WRITTEN TASK.
Give the data below again, word for word.

TASK DATA.

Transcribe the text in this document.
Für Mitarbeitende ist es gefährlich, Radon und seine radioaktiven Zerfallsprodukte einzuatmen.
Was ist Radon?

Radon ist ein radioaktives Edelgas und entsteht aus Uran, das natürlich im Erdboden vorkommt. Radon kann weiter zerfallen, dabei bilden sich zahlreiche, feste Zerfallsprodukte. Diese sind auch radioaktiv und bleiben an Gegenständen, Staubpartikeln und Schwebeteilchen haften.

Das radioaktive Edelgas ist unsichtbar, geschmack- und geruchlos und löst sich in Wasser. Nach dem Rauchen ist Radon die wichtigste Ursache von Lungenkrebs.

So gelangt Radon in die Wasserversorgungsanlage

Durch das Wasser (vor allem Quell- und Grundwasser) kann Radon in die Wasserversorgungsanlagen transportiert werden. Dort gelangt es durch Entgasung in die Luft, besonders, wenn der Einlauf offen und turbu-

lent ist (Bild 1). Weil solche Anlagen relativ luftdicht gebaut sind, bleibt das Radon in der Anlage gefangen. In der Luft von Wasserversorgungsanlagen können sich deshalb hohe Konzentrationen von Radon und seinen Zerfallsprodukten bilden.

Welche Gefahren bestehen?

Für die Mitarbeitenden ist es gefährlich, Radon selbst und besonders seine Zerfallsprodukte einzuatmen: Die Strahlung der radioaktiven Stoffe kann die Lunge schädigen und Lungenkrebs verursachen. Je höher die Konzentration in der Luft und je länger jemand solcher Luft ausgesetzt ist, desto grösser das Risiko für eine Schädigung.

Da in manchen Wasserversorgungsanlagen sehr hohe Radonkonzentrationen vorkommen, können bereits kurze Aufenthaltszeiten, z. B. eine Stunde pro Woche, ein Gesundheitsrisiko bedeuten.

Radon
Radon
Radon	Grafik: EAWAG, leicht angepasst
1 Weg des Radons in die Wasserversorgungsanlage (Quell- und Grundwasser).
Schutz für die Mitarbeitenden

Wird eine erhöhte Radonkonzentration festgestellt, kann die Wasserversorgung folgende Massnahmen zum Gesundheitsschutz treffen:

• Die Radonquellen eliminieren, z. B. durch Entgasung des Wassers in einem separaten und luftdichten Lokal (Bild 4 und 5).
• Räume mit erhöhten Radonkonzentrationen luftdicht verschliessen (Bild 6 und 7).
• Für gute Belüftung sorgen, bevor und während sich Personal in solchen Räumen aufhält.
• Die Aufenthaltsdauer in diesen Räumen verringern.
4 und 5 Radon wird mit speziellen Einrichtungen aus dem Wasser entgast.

RESPONSE BELOW.
Transcribe the text in this document.
Für Mitarbeitende ist es gefährlich, Radon und seine radioaktiven Zerfallsprodukte einzuatmen.
Was ist Radon?

Radon ist ein radioaktives Edelgas und entsteht aus Uran, das natürlich im Erdboden vorkommt. Radon kann weiter zerfallen, dabei bilden sich zahlreiche, feste Zerfallsprodukte. Diese sind auch radioaktiv und bleiben an Gegenständen, Staubpartikeln und Schwebeteilchen haften.

Das radioaktive Edelgas ist unsichtbar, geschmack- und geruchlos und löst sich in Wasser. Nach dem Rauchen ist Radon die wichtigste Ursache von Lungenkrebs.

So gelangt Radon in die Wasserversorgungsanlage

Durch das Wasser (vor allem Quell- und Grundwasser) kann Radon in die Wasserversorgungsanlagen transportiert werden. Dort gelangt es durch Entgasung in die Luft, besonders, wenn der Einlauf offen und turbu-

lent ist (Bild 1). Weil solche Anlagen relativ luftdicht gebaut sind, bleibt das Radon in der Anlage gefangen. In der Luft von Wasserversorgungsanlagen können sich deshalb hohe Konzentrationen von Radon und seinen Zerfallsprodukten bilden.

Welche Gefahren bestehen?

Für die Mitarbeitenden ist es gefährlich, Radon selbst und besonders seine Zerfallsprodukte einzuatmen: Die Strahlung der radioaktiven Stoffe kann die Lunge schädigen und Lungenkrebs verursachen. Je höher die Konzentration in der Luft und je länger jemand solcher Luft ausgesetzt ist, desto grösser das Risiko für eine Schädigung.

Da in manchen Wasserversorgungsanlagen sehr hohe Radonkonzentrationen vorkommen, können bereits kurze Aufenthaltszeiten, z. B. eine Stunde pro Woche, ein Gesundheitsrisiko bedeuten.

Radon
Radon
Radon	Grafik: EAWAG, leicht angepasst
1 Weg des Radons in die Wasserversorgungsanlage (Quell- und Grundwasser).
Schutz für die Mitarbeitenden

Wird eine erhöhte Radonkonzentration festgestellt, kann die Wasserversorgung folgende Massnahmen zum Gesundheitsschutz treffen:

• Die Radonquellen eliminieren, z. B. durch Entgasung des Wassers in einem separaten und luftdichten Lokal (Bild 4 und 5).
• Räume mit erhöhten Radonkonzentrationen luftdicht verschliessen (Bild 6 und 7).
• Für gute Belüftung sorgen, bevor und während sich Personal in solchen Räumen aufhält.
• Die Aufenthaltsdauer in diesen Räumen verringern.
4 und 5 Radon wird mit speziellen Einrichtungen aus dem Wasser entgast.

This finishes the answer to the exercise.